• **Stated exercise**: Extract every entry word for word.

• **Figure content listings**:
— Start —

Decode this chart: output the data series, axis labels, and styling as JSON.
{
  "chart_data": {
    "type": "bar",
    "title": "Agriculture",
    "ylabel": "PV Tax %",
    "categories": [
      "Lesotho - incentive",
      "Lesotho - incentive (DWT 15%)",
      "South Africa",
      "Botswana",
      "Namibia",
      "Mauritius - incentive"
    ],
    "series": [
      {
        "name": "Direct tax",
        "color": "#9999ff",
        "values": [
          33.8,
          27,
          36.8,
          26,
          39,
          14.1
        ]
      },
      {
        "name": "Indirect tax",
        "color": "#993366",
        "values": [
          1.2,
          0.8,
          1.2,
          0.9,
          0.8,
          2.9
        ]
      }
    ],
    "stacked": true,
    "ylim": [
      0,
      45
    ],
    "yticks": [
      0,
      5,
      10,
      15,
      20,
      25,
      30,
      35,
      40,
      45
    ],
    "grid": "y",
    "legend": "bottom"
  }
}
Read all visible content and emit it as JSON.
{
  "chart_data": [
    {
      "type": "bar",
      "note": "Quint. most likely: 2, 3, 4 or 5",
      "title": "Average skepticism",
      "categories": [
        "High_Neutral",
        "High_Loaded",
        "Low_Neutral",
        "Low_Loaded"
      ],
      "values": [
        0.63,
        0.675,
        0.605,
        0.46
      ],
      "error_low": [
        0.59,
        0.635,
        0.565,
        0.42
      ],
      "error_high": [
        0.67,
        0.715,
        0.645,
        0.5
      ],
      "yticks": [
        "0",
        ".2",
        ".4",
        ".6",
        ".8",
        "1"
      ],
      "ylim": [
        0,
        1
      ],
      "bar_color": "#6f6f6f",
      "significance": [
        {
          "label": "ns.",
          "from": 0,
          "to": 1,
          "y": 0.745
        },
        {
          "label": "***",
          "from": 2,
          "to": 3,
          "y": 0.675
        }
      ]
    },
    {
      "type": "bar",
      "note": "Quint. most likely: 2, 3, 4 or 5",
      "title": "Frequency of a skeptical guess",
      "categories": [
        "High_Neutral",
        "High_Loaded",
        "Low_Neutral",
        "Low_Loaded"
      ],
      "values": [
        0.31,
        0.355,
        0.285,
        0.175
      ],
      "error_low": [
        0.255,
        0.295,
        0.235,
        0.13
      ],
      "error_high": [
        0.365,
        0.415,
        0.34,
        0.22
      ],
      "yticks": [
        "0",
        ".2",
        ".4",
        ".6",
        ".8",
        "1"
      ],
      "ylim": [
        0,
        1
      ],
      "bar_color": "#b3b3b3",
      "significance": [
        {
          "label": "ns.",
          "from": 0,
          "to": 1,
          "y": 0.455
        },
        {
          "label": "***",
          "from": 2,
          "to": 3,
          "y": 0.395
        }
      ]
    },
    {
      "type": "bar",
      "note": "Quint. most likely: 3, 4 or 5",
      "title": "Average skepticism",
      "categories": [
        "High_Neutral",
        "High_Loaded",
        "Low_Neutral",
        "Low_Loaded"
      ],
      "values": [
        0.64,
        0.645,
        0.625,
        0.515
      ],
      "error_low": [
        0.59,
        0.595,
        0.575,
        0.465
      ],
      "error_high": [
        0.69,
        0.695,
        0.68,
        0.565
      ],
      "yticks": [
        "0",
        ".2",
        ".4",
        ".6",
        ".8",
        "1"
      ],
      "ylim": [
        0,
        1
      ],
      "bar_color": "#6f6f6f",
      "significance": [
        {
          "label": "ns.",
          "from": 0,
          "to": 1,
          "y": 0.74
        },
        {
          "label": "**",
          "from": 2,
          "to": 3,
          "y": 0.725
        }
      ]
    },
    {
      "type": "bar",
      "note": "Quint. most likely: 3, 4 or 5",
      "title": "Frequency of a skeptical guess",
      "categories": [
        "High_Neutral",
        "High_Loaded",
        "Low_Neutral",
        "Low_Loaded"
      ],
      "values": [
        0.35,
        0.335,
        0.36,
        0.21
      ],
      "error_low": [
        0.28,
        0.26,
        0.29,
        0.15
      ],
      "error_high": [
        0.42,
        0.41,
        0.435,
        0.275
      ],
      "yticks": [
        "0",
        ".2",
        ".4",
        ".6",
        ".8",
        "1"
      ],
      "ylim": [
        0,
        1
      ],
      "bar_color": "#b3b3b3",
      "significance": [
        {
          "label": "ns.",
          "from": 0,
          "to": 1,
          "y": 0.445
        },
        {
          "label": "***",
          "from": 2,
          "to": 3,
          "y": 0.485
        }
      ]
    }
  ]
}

— End —

• **Result below**:
Decode this chart: output the data series, axis labels, and styling as JSON.
{
  "chart_data": {
    "type": "bar",
    "title": "Agriculture",
    "ylabel": "PV Tax %",
    "categories": [
      "Lesotho - incentive",
      "Lesotho - incentive (DWT 15%)",
      "South Africa",
      "Botswana",
      "Namibia",
      "Mauritius - incentive"
    ],
    "series": [
      {
        "name": "Direct tax",
        "color": "#9999ff",
        "values": [
          33.8,
          27,
          36.8,
          26,
          39,
          14.1
        ]
      },
      {
        "name": "Indirect tax",
        "color": "#993366",
        "values": [
          1.2,
          0.8,
          1.2,
          0.9,
          0.8,
          2.9
        ]
      }
    ],
    "stacked": true,
    "ylim": [
      0,
      45
    ],
    "yticks": [
      0,
      5,
      10,
      15,
      20,
      25,
      30,
      35,
      40,
      45
    ],
    "grid": "y",
    "legend": "bottom"
  }
}
Read all visible content and emit it as JSON.
{
  "chart_data": [
    {
      "type": "bar",
      "note": "Quint. most likely: 2, 3, 4 or 5",
      "title": "Average skepticism",
      "categories": [
        "High_Neutral",
        "High_Loaded",
        "Low_Neutral",
        "Low_Loaded"
      ],
      "values": [
        0.63,
        0.675,
        0.605,
        0.46
      ],
      "error_low": [
        0.59,
        0.635,
        0.565,
        0.42
      ],
      "error_high": [
        0.67,
        0.715,
        0.645,
        0.5
      ],
      "yticks": [
        "0",
        ".2",
        ".4",
        ".6",
        ".8",
        "1"
      ],
      "ylim": [
        0,
        1
      ],
      "bar_color": "#6f6f6f",
      "significance": [
        {
          "label": "ns.",
          "from": 0,
          "to": 1,
          "y": 0.745
        },
        {
          "label": "***",
          "from": 2,
          "to": 3,
          "y": 0.675
        }
      ]
    },
    {
      "type": "bar",
      "note": "Quint. most likely: 2, 3, 4 or 5",
      "title": "Frequency of a skeptical guess",
      "categories": [
        "High_Neutral",
        "High_Loaded",
        "Low_Neutral",
        "Low_Loaded"
      ],
      "values": [
        0.31,
        0.355,
        0.285,
        0.175
      ],
      "error_low": [
        0.255,
        0.295,
        0.235,
        0.13
      ],
      "error_high": [
        0.365,
        0.415,
        0.34,
        0.22
      ],
      "yticks": [
        "0",
        ".2",
        ".4",
        ".6",
        ".8",
        "1"
      ],
      "ylim": [
        0,
        1
      ],
      "bar_color": "#b3b3b3",
      "significance": [
        {
          "label": "ns.",
          "from": 0,
          "to": 1,
          "y": 0.455
        },
        {
          "label": "***",
          "from": 2,
          "to": 3,
          "y": 0.395
        }
      ]
    },
    {
      "type": "bar",
      "note": "Quint. most likely: 3, 4 or 5",
      "title": "Average skepticism",
      "categories": [
        "High_Neutral",
        "High_Loaded",
        "Low_Neutral",
        "Low_Loaded"
      ],
      "values": [
        0.64,
        0.645,
        0.625,
        0.515
      ],
      "error_low": [
        0.59,
        0.595,
        0.575,
        0.465
      ],
      "error_high": [
        0.69,
        0.695,
        0.68,
        0.565
      ],
      "yticks": [
        "0",
        ".2",
        ".4",
        ".6",
        ".8",
        "1"
      ],
      "ylim": [
        0,
        1
      ],
      "bar_color": "#6f6f6f",
      "significance": [
        {
          "label": "ns.",
          "from": 0,
          "to": 1,
          "y": 0.74
        },
        {
          "label": "**",
          "from": 2,
          "to": 3,
          "y": 0.725
        }
      ]
    },
    {
      "type": "bar",
      "note": "Quint. most likely: 3, 4 or 5",
      "title": "Frequency of a skeptical guess",
      "categories": [
        "High_Neutral",
        "High_Loaded",
        "Low_Neutral",
        "Low_Loaded"
      ],
      "values": [
        0.35,
        0.335,
        0.36,
        0.21
      ],
      "error_low": [
        0.28,
        0.26,
        0.29,
        0.15
      ],
      "error_high": [
        0.42,
        0.41,
        0.435,
        0.275
      ],
      "yticks": [
        "0",
        ".2",
        ".4",
        ".6",
        ".8",
        "1"
      ],
      "ylim": [
        0,
        1
      ],
      "bar_color": "#b3b3b3",
      "significance": [
        {
          "label": "ns.",
          "from": 0,
          "to": 1,
          "y": 0.445
        },
        {
          "label": "***",
          "from": 2,
          "to": 3,
          "y": 0.485
        }
      ]
    }
  ]
}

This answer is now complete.